= Your goal =
Transcribe each line exactly.

◆ ◆ ◆ ◆ ◆

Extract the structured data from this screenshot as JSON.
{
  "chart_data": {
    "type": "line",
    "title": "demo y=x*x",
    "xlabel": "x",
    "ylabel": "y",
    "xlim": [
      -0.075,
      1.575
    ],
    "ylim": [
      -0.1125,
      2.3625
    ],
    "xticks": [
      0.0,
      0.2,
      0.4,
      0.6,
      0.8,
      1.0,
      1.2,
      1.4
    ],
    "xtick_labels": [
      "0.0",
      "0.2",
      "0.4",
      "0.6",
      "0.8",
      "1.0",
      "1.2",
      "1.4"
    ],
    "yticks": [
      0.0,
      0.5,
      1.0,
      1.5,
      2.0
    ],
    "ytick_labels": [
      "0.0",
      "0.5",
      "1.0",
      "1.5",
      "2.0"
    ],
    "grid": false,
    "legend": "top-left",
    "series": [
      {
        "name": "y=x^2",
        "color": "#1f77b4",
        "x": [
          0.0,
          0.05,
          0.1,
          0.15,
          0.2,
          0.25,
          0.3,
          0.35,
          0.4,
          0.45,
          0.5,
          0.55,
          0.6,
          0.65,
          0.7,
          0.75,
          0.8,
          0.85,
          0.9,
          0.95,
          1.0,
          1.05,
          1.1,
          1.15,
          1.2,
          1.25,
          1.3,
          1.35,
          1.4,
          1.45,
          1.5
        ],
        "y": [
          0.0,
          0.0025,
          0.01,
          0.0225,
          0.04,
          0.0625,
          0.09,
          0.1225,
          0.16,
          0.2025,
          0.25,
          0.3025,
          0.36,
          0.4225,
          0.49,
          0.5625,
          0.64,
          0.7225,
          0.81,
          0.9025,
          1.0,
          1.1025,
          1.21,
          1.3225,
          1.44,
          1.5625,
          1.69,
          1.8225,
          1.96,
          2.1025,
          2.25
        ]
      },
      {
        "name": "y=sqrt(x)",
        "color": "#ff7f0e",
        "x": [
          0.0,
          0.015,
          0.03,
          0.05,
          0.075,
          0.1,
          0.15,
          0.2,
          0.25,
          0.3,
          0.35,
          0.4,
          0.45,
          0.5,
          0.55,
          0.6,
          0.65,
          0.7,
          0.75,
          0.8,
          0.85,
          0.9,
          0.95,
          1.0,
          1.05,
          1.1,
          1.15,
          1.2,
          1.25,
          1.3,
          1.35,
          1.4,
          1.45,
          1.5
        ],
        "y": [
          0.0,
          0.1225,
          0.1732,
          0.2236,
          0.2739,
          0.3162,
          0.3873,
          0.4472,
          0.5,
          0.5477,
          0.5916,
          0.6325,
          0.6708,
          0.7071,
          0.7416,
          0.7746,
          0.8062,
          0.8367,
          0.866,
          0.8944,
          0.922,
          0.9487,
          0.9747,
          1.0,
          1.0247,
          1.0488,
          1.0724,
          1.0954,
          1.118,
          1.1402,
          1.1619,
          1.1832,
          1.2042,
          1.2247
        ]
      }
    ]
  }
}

◆ ◆ ◆ ◆ ◆

= Result of the task =
Extract the structured data from this screenshot as JSON.
{
  "chart_data": {
    "type": "line",
    "title": "demo y=x*x",
    "xlabel": "x",
    "ylabel": "y",
    "xlim": [
      -0.075,
      1.575
    ],
    "ylim": [
      -0.1125,
      2.3625
    ],
    "xticks": [
      0.0,
      0.2,
      0.4,
      0.6,
      0.8,
      1.0,
      1.2,
      1.4
    ],
    "xtick_labels": [
      "0.0",
      "0.2",
      "0.4",
      "0.6",
      "0.8",
      "1.0",
      "1.2",
      "1.4"
    ],
    "yticks": [
      0.0,
      0.5,
      1.0,
      1.5,
      2.0
    ],
    "ytick_labels": [
      "0.0",
      "0.5",
      "1.0",
      "1.5",
      "2.0"
    ],
    "grid": false,
    "legend": "top-left",
    "series": [
      {
        "name": "y=x^2",
        "color": "#1f77b4",
        "x": [
          0.0,
          0.05,
          0.1,
          0.15,
          0.2,
          0.25,
          0.3,
          0.35,
          0.4,
          0.45,
          0.5,
          0.55,
          0.6,
          0.65,
          0.7,
          0.75,
          0.8,
          0.85,
          0.9,
          0.95,
          1.0,
          1.05,
          1.1,
          1.15,
          1.2,
          1.25,
          1.3,
          1.35,
          1.4,
          1.45,
          1.5
        ],
        "y": [
          0.0,
          0.0025,
          0.01,
          0.0225,
          0.04,
          0.0625,
          0.09,
          0.1225,
          0.16,
          0.2025,
          0.25,
          0.3025,
          0.36,
          0.4225,
          0.49,
          0.5625,
          0.64,
          0.7225,
          0.81,
          0.9025,
          1.0,
          1.1025,
          1.21,
          1.3225,
          1.44,
          1.5625,
          1.69,
          1.8225,
          1.96,
          2.1025,
          2.25
        ]
      },
      {
        "name": "y=sqrt(x)",
        "color": "#ff7f0e",
        "x": [
          0.0,
          0.015,
          0.03,
          0.05,
          0.075,
          0.1,
          0.15,
          0.2,
          0.25,
          0.3,
          0.35,
          0.4,
          0.45,
          0.5,
          0.55,
          0.6,
          0.65,
          0.7,
          0.75,
          0.8,
          0.85,
          0.9,
          0.95,
          1.0,
          1.05,
          1.1,
          1.15,
          1.2,
          1.25,
          1.3,
          1.35,
          1.4,
          1.45,
          1.5
        ],
        "y": [
          0.0,
          0.1225,
          0.1732,
          0.2236,
          0.2739,
          0.3162,
          0.3873,
          0.4472,
          0.5,
          0.5477,
          0.5916,
          0.6325,
          0.6708,
          0.7071,
          0.7416,
          0.7746,
          0.8062,
          0.8367,
          0.866,
          0.8944,
          0.922,
          0.9487,
          0.9747,
          1.0,
          1.0247,
          1.0488,
          1.0724,
          1.0954,
          1.118,
          1.1402,
          1.1619,
          1.1832,
          1.2042,
          1.2247
        ]
      }
    ]
  }
}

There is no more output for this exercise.